● Task details:
Rewrite the entries below, changing every "sun-ray" to "light-ray" and leaving everything else untouched.

(Data items)
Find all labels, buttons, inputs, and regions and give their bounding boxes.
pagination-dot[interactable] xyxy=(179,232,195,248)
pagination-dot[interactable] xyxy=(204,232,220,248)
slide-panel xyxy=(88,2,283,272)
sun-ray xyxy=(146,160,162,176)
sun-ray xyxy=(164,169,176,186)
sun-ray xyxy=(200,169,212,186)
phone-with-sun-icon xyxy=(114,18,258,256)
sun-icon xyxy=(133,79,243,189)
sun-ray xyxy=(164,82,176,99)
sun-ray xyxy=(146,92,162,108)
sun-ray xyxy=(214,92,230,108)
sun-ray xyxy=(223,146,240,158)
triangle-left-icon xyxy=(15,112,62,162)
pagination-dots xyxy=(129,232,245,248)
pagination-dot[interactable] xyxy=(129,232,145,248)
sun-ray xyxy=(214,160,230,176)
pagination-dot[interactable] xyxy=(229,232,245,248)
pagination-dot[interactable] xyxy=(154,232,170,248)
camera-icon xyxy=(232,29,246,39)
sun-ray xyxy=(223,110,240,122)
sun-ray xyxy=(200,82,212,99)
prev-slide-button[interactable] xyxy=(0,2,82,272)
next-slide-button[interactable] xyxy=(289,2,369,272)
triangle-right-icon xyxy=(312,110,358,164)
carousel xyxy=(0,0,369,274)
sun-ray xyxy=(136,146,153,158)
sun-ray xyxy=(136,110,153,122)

● Completed exercise:
Find all labels, buttons, inputs, and regions and give their bounding boxes.
pagination-dot[interactable] xyxy=(179,232,195,248)
pagination-dot[interactable] xyxy=(204,232,220,248)
slide-panel xyxy=(88,2,283,272)
light-ray xyxy=(146,160,162,176)
light-ray xyxy=(164,169,176,186)
light-ray xyxy=(200,169,212,186)
phone-with-sun-icon xyxy=(114,18,258,256)
sun-icon xyxy=(133,79,243,189)
light-ray xyxy=(164,82,176,99)
light-ray xyxy=(146,92,162,108)
light-ray xyxy=(214,92,230,108)
light-ray xyxy=(223,146,240,158)
triangle-left-icon xyxy=(15,112,62,162)
pagination-dots xyxy=(129,232,245,248)
pagination-dot[interactable] xyxy=(129,232,145,248)
light-ray xyxy=(214,160,230,176)
pagination-dot[interactable] xyxy=(229,232,245,248)
pagination-dot[interactable] xyxy=(154,232,170,248)
camera-icon xyxy=(232,29,246,39)
light-ray xyxy=(223,110,240,122)
light-ray xyxy=(200,82,212,99)
prev-slide-button[interactable] xyxy=(0,2,82,272)
next-slide-button[interactable] xyxy=(289,2,369,272)
triangle-right-icon xyxy=(312,110,358,164)
carousel xyxy=(0,0,369,274)
light-ray xyxy=(136,146,153,158)
light-ray xyxy=(136,110,153,122)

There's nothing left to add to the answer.